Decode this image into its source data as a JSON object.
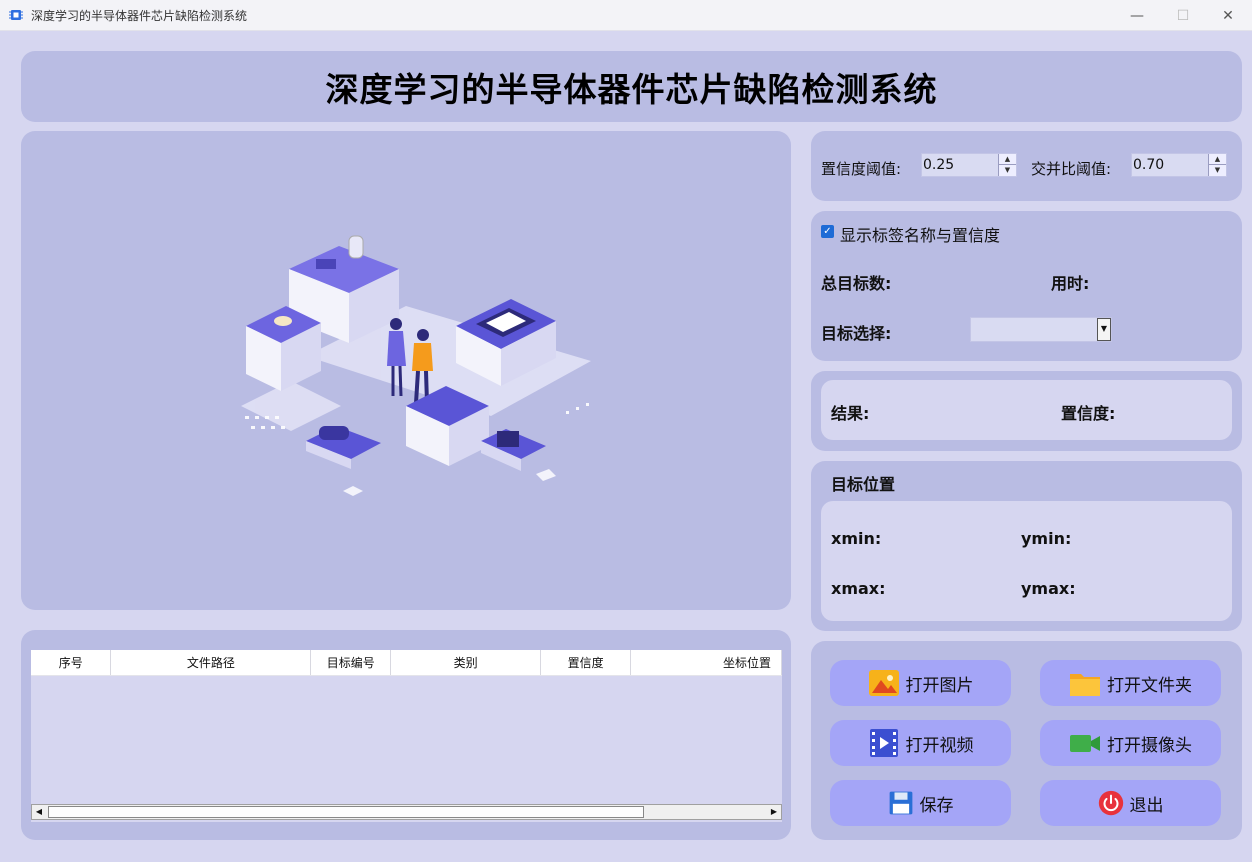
{
  "window": {
    "title": "深度学习的半导体器件芯片缺陷检测系统",
    "minimize": "—",
    "maximize": "☐",
    "close": "✕"
  },
  "header": {
    "title": "深度学习的半导体器件芯片缺陷检测系统"
  },
  "params": {
    "conf_label": "置信度阈值:",
    "conf_value": "0.25",
    "iou_label": "交并比阈值:",
    "iou_value": "0.70"
  },
  "stats": {
    "show_labels": "显示标签名称与置信度",
    "total_targets": "总目标数:",
    "time_used": "用时:",
    "target_select": "目标选择:"
  },
  "result": {
    "result_label": "结果:",
    "confidence_label": "置信度:"
  },
  "position": {
    "title": "目标位置",
    "xmin": "xmin:",
    "ymin": "ymin:",
    "xmax": "xmax:",
    "ymax": "ymax:"
  },
  "table": {
    "columns": [
      "序号",
      "文件路径",
      "目标编号",
      "类别",
      "置信度",
      "坐标位置"
    ]
  },
  "buttons": {
    "open_image": "打开图片",
    "open_folder": "打开文件夹",
    "open_video": "打开视频",
    "open_camera": "打开摄像头",
    "save": "保存",
    "exit": "退出"
  },
  "colors": {
    "accent": "#a4a5f7",
    "panel": "#b9bce3",
    "background": "#d6d6f0",
    "illustration_purple": "#5a55d6"
  }
}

**Your task**
Please repeat the entries exactly. Do not include the pictures.

**Output of the exercise**
Decode this image into its source data as a JSON object.
{
  "window": {
    "title": "深度学习的半导体器件芯片缺陷检测系统",
    "minimize": "—",
    "maximize": "☐",
    "close": "✕"
  },
  "header": {
    "title": "深度学习的半导体器件芯片缺陷检测系统"
  },
  "params": {
    "conf_label": "置信度阈值:",
    "conf_value": "0.25",
    "iou_label": "交并比阈值:",
    "iou_value": "0.70"
  },
  "stats": {
    "show_labels": "显示标签名称与置信度",
    "total_targets": "总目标数:",
    "time_used": "用时:",
    "target_select": "目标选择:"
  },
  "result": {
    "result_label": "结果:",
    "confidence_label": "置信度:"
  },
  "position": {
    "title": "目标位置",
    "xmin": "xmin:",
    "ymin": "ymin:",
    "xmax": "xmax:",
    "ymax": "ymax:"
  },
  "table": {
    "columns": [
      "序号",
      "文件路径",
      "目标编号",
      "类别",
      "置信度",
      "坐标位置"
    ]
  },
  "buttons": {
    "open_image": "打开图片",
    "open_folder": "打开文件夹",
    "open_video": "打开视频",
    "open_camera": "打开摄像头",
    "save": "保存",
    "exit": "退出"
  },
  "colors": {
    "accent": "#a4a5f7",
    "panel": "#b9bce3",
    "background": "#d6d6f0",
    "illustration_purple": "#5a55d6"
  }
}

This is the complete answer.